WHAT IS ASKED: Find every line containing the word "approved" and report the count, nothing more.
>>>
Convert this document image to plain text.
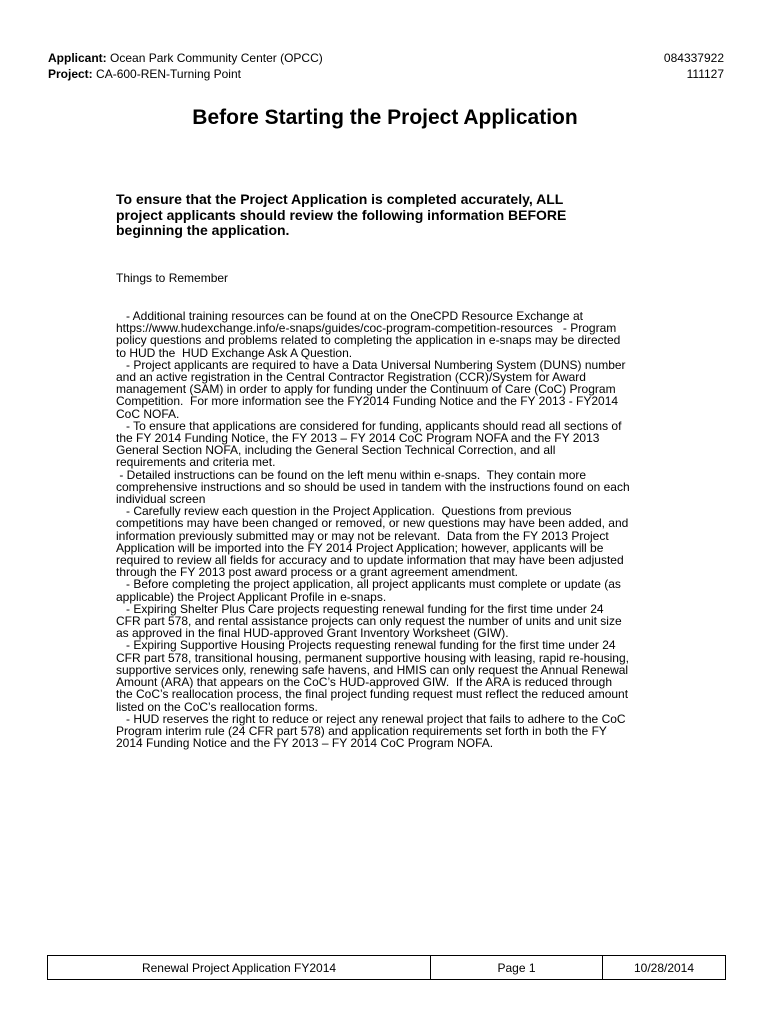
Applicant: Ocean Park Community Center (OPCC)	084337922
Project: CA-600-REN-Turning Point	111127
Before Starting the Project Application
To ensure that the Project Application is completed accurately, ALL
project applicants should review the following information BEFORE
beginning the application.
Things to Remember
- Additional training resources can be found at on the OneCPD Resource Exchange at
https://www.hudexchange.info/e-snaps/guides/coc-program-competition-resources   - Program
policy questions and problems related to completing the application in e-snaps may be directed
to HUD the  HUD Exchange Ask A Question.
- Project applicants are required to have a Data Universal Numbering System (DUNS) number
and an active registration in the Central Contractor Registration (CCR)/System for Award
management (SAM) in order to apply for funding under the Continuum of Care (CoC) Program
Competition.  For more information see the FY2014 Funding Notice and the FY 2013 - FY2014
CoC NOFA.
- To ensure that applications are considered for funding, applicants should read all sections of
the FY 2014 Funding Notice, the FY 2013 – FY 2014 CoC Program NOFA and the FY 2013
General Section NOFA, including the General Section Technical Correction, and all
requirements and criteria met.
- Detailed instructions can be found on the left menu within e-snaps.  They contain more
comprehensive instructions and so should be used in tandem with the instructions found on each
individual screen
- Carefully review each question in the Project Application.  Questions from previous
competitions may have been changed or removed, or new questions may have been added, and
information previously submitted may or may not be relevant.  Data from the FY 2013 Project
Application will be imported into the FY 2014 Project Application; however, applicants will be
required to review all fields for accuracy and to update information that may have been adjusted
through the FY 2013 post award process or a grant agreement amendment.
- Before completing the project application, all project applicants must complete or update (as
applicable) the Project Applicant Profile in e-snaps.
- Expiring Shelter Plus Care projects requesting renewal funding for the first time under 24
CFR part 578, and rental assistance projects can only request the number of units and unit size
as approved in the final HUD-approved Grant Inventory Worksheet (GIW).
- Expiring Supportive Housing Projects requesting renewal funding for the first time under 24
CFR part 578, transitional housing, permanent supportive housing with leasing, rapid re-housing,
supportive services only, renewing safe havens, and HMIS can only request the Annual Renewal
Amount (ARA) that appears on the CoC’s HUD-approved GIW.  If the ARA is reduced through
the CoC’s reallocation process, the final project funding request must reflect the reduced amount
listed on the CoC’s reallocation forms.
- HUD reserves the right to reduce or reject any renewal project that fails to adhere to the CoC
Program interim rule (24 CFR part 578) and application requirements set forth in both the FY
2014 Funding Notice and the FY 2013 – FY 2014 CoC Program NOFA.
Renewal Project Application FY2014	Page 1	10/28/2014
<<<
RESPONSE TO THE EXERCISE: 2